*Stated exercise*: Go through the records and extract every line with the word "percent".

*Dataset records*:

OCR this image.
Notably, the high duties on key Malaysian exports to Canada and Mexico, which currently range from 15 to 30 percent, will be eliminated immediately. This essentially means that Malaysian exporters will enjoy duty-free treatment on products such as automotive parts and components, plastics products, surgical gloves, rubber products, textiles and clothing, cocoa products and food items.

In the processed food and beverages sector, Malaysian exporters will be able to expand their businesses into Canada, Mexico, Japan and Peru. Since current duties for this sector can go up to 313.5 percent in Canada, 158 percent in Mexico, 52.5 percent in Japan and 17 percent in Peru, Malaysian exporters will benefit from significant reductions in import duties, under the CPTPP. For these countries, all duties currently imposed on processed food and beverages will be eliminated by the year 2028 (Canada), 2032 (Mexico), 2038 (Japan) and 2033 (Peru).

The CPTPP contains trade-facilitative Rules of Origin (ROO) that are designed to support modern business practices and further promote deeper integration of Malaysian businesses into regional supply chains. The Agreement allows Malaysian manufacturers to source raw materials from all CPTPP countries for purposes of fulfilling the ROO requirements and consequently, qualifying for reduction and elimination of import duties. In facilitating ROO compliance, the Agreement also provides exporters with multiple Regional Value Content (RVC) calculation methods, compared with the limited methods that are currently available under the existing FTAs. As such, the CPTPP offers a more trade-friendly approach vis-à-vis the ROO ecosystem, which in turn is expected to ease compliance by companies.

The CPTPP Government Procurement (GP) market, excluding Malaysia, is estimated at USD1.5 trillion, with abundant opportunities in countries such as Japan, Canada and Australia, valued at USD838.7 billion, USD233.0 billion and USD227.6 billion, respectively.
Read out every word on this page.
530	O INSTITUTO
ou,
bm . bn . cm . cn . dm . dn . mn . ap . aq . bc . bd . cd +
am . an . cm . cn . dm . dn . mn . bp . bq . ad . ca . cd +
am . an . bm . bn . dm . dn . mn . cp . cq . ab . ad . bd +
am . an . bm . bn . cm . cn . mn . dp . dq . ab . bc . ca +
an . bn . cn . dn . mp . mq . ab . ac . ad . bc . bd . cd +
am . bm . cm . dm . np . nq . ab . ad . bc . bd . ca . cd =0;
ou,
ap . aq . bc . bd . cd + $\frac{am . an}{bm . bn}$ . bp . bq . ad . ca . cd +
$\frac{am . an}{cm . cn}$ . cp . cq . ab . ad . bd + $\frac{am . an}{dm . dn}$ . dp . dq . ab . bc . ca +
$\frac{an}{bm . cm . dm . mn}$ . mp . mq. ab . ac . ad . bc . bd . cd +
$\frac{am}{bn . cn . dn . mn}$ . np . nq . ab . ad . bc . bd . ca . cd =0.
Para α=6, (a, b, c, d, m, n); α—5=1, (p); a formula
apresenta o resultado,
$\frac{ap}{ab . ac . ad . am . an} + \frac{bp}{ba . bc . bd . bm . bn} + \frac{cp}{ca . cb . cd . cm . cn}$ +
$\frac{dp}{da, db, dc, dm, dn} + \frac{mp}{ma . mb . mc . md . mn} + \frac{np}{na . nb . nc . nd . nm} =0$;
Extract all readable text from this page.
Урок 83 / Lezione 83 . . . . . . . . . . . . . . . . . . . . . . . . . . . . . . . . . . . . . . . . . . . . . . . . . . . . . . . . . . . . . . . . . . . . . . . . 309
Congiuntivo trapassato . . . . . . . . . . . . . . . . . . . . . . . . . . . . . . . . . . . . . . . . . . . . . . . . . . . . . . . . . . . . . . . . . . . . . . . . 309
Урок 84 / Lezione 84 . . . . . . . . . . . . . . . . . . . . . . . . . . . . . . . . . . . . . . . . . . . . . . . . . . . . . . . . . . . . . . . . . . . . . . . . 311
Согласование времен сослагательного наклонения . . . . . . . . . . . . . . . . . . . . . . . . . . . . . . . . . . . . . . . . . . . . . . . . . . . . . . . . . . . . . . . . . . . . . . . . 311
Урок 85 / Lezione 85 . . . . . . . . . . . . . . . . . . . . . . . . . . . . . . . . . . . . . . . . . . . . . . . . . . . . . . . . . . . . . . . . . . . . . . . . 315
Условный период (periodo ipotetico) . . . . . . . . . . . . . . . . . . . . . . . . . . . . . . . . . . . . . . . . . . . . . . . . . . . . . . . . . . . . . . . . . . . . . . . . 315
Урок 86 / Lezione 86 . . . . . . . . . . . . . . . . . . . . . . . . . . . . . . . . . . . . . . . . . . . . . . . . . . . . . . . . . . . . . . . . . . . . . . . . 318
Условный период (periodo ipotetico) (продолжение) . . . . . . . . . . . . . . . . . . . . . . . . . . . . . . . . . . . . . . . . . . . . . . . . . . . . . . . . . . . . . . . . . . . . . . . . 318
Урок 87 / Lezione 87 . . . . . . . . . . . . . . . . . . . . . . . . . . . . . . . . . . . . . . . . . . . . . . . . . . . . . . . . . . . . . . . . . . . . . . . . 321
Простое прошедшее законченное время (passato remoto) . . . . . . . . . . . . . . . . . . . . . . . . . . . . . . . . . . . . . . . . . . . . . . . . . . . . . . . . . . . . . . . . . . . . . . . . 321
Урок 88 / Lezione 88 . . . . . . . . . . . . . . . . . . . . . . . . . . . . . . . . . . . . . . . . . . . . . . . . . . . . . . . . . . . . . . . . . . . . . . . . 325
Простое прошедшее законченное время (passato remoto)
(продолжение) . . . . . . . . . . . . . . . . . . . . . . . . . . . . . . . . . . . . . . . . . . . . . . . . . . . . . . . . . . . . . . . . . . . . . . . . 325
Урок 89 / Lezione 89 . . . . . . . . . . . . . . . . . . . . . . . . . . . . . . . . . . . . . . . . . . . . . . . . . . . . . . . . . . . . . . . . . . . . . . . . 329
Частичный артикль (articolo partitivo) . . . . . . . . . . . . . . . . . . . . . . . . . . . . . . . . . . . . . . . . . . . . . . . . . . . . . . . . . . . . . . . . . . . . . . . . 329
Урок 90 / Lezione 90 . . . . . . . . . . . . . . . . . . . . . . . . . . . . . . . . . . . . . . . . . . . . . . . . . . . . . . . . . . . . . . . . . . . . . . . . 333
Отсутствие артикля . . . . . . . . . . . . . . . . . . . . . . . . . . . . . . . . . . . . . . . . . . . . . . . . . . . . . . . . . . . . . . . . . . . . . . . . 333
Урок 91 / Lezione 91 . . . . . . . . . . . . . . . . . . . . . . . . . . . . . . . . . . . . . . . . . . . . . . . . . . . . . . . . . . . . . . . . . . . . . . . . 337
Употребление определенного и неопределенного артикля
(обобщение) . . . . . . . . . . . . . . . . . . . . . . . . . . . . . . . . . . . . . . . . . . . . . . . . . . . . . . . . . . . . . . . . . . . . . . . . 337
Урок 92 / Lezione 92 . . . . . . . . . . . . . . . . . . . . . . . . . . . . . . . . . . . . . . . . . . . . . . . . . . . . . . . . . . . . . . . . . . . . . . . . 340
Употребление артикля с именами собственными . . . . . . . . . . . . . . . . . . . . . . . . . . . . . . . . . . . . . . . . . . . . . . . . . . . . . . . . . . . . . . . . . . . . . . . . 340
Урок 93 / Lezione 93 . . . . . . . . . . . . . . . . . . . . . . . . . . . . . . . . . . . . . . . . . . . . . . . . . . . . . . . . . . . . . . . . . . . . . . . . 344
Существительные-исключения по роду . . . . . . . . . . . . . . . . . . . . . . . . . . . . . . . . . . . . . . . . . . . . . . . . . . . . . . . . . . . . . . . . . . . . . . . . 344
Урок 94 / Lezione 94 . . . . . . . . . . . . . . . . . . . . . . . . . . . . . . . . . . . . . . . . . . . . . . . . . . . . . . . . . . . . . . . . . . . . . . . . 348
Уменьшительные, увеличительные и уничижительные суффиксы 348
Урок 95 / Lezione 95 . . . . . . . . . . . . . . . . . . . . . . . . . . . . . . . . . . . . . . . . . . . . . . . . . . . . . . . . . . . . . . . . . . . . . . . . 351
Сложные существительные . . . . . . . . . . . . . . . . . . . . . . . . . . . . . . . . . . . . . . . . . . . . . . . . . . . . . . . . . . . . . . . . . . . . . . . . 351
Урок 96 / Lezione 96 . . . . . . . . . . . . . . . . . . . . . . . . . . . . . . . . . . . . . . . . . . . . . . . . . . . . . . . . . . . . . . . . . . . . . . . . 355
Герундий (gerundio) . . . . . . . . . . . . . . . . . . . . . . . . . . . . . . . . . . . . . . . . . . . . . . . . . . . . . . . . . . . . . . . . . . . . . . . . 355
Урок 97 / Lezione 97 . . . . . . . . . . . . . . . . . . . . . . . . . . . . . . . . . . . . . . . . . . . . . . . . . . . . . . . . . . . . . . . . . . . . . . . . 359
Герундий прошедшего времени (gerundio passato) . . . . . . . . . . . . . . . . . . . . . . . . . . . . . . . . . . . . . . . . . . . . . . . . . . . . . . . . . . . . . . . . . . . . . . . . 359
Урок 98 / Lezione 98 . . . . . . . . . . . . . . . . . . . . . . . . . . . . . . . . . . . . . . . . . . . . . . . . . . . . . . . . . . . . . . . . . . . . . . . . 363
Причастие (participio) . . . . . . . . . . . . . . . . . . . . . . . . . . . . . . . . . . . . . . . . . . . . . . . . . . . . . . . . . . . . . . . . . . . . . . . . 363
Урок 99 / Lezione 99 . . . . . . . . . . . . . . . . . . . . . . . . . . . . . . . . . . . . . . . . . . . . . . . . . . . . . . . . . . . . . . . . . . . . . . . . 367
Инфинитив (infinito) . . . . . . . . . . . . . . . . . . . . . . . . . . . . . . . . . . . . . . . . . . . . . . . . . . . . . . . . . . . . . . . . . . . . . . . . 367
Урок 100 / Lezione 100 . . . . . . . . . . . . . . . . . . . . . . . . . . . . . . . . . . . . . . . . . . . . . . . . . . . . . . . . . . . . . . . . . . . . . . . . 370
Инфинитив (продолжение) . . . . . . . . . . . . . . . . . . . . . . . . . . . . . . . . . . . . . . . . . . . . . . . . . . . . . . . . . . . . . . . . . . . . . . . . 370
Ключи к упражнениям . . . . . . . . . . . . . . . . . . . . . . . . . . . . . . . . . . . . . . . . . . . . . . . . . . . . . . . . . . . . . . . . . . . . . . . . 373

*Result for this task*:
Notably, the high duties on key Malaysian exports to Canada and Mexico, which currently range from 15 to 30 percent, will be eliminated immediately. This essentially means that Malaysian exporters will enjoy duty-free treatment on products such as automotive parts and components, plastics products, surgical gloves, rubber products, textiles and clothing, cocoa products and food items.
In the processed food and beverages sector, Malaysian exporters will be able to expand their businesses into Canada, Mexico, Japan and Peru. Since current duties for this sector can go up to 313.5 percent in Canada, 158 percent in Mexico, 52.5 percent in Japan and 17 percent in Peru, Malaysian exporters will benefit from significant reductions in import duties, under the CPTPP. For these countries, all duties currently imposed on processed food and beverages will be eliminated by the year 2028 (Canada), 2032 (Mexico), 2038 (Japan) and 2033 (Peru).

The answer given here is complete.